[BEGIN PROVIDED DATA]
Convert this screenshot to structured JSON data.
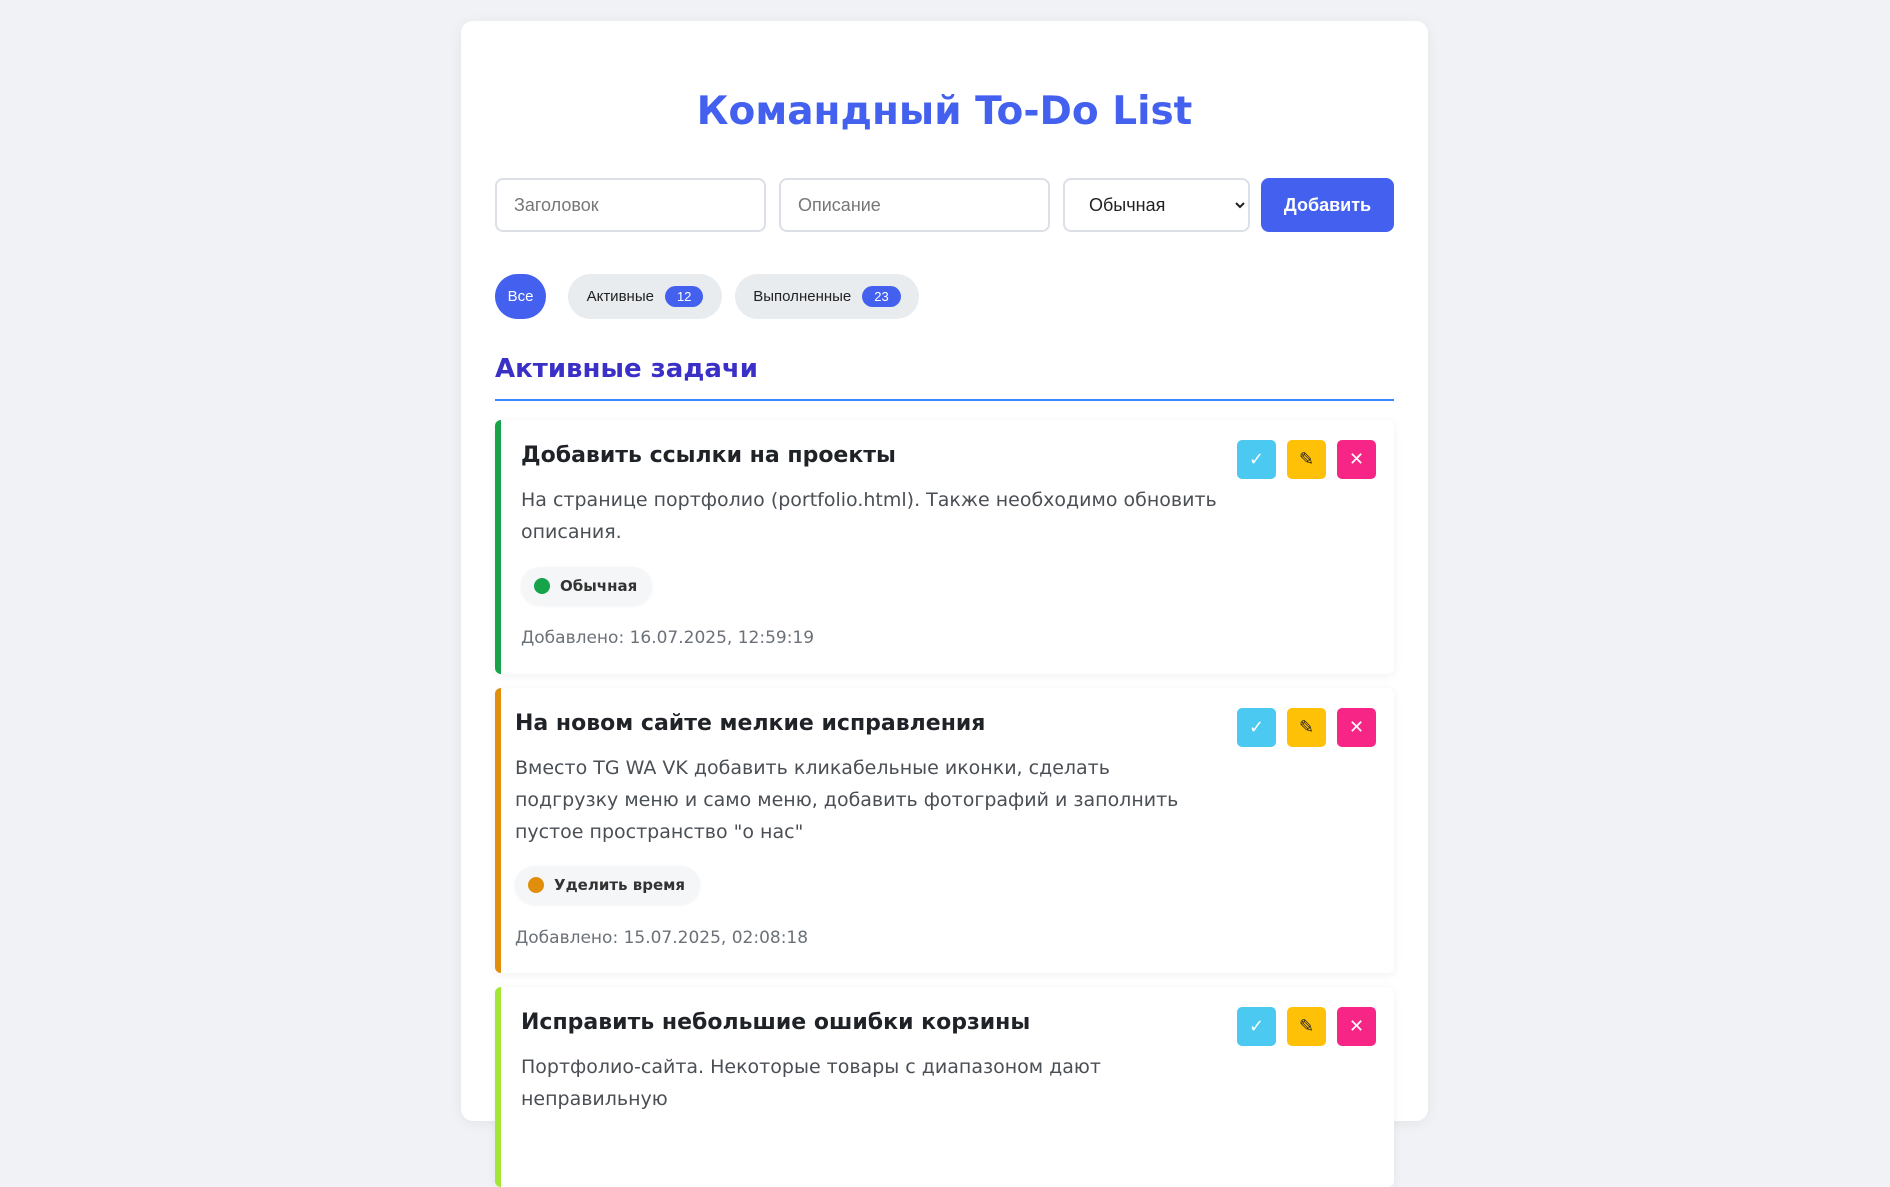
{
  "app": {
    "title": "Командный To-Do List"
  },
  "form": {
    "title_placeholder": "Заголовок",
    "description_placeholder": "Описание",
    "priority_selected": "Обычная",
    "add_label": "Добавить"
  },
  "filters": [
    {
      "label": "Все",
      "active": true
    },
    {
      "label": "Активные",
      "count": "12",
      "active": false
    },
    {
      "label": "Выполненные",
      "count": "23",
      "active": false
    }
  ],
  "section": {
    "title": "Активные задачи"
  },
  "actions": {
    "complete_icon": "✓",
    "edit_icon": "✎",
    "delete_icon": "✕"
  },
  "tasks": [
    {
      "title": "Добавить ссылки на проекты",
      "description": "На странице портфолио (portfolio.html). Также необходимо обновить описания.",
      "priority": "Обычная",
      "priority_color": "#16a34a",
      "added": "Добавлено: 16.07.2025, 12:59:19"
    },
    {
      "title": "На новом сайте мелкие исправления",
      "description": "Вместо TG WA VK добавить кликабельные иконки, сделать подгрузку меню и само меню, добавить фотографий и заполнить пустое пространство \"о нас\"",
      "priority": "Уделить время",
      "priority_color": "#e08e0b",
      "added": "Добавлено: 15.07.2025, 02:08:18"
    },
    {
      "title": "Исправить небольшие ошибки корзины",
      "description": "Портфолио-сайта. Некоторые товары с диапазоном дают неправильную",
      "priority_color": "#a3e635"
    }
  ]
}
[END PROVIDED DATA]
YOUR TASK:
Repeat the records above exactly, leaving out the pictures.

SOLUTION TO THIS EXERCISE:
Convert this screenshot to structured JSON data.
{
  "app": {
    "title": "Командный To-Do List"
  },
  "form": {
    "title_placeholder": "Заголовок",
    "description_placeholder": "Описание",
    "priority_selected": "Обычная",
    "add_label": "Добавить"
  },
  "filters": [
    {
      "label": "Все",
      "active": true
    },
    {
      "label": "Активные",
      "count": "12",
      "active": false
    },
    {
      "label": "Выполненные",
      "count": "23",
      "active": false
    }
  ],
  "section": {
    "title": "Активные задачи"
  },
  "actions": {
    "complete_icon": "✓",
    "edit_icon": "✎",
    "delete_icon": "✕"
  },
  "tasks": [
    {
      "title": "Добавить ссылки на проекты",
      "description": "На странице портфолио (portfolio.html). Также необходимо обновить описания.",
      "priority": "Обычная",
      "priority_color": "#16a34a",
      "added": "Добавлено: 16.07.2025, 12:59:19"
    },
    {
      "title": "На новом сайте мелкие исправления",
      "description": "Вместо TG WA VK добавить кликабельные иконки, сделать подгрузку меню и само меню, добавить фотографий и заполнить пустое пространство \"о нас\"",
      "priority": "Уделить время",
      "priority_color": "#e08e0b",
      "added": "Добавлено: 15.07.2025, 02:08:18"
    },
    {
      "title": "Исправить небольшие ошибки корзины",
      "description": "Портфолио-сайта. Некоторые товары с диапазоном дают неправильную",
      "priority_color": "#a3e635"
    }
  ]
}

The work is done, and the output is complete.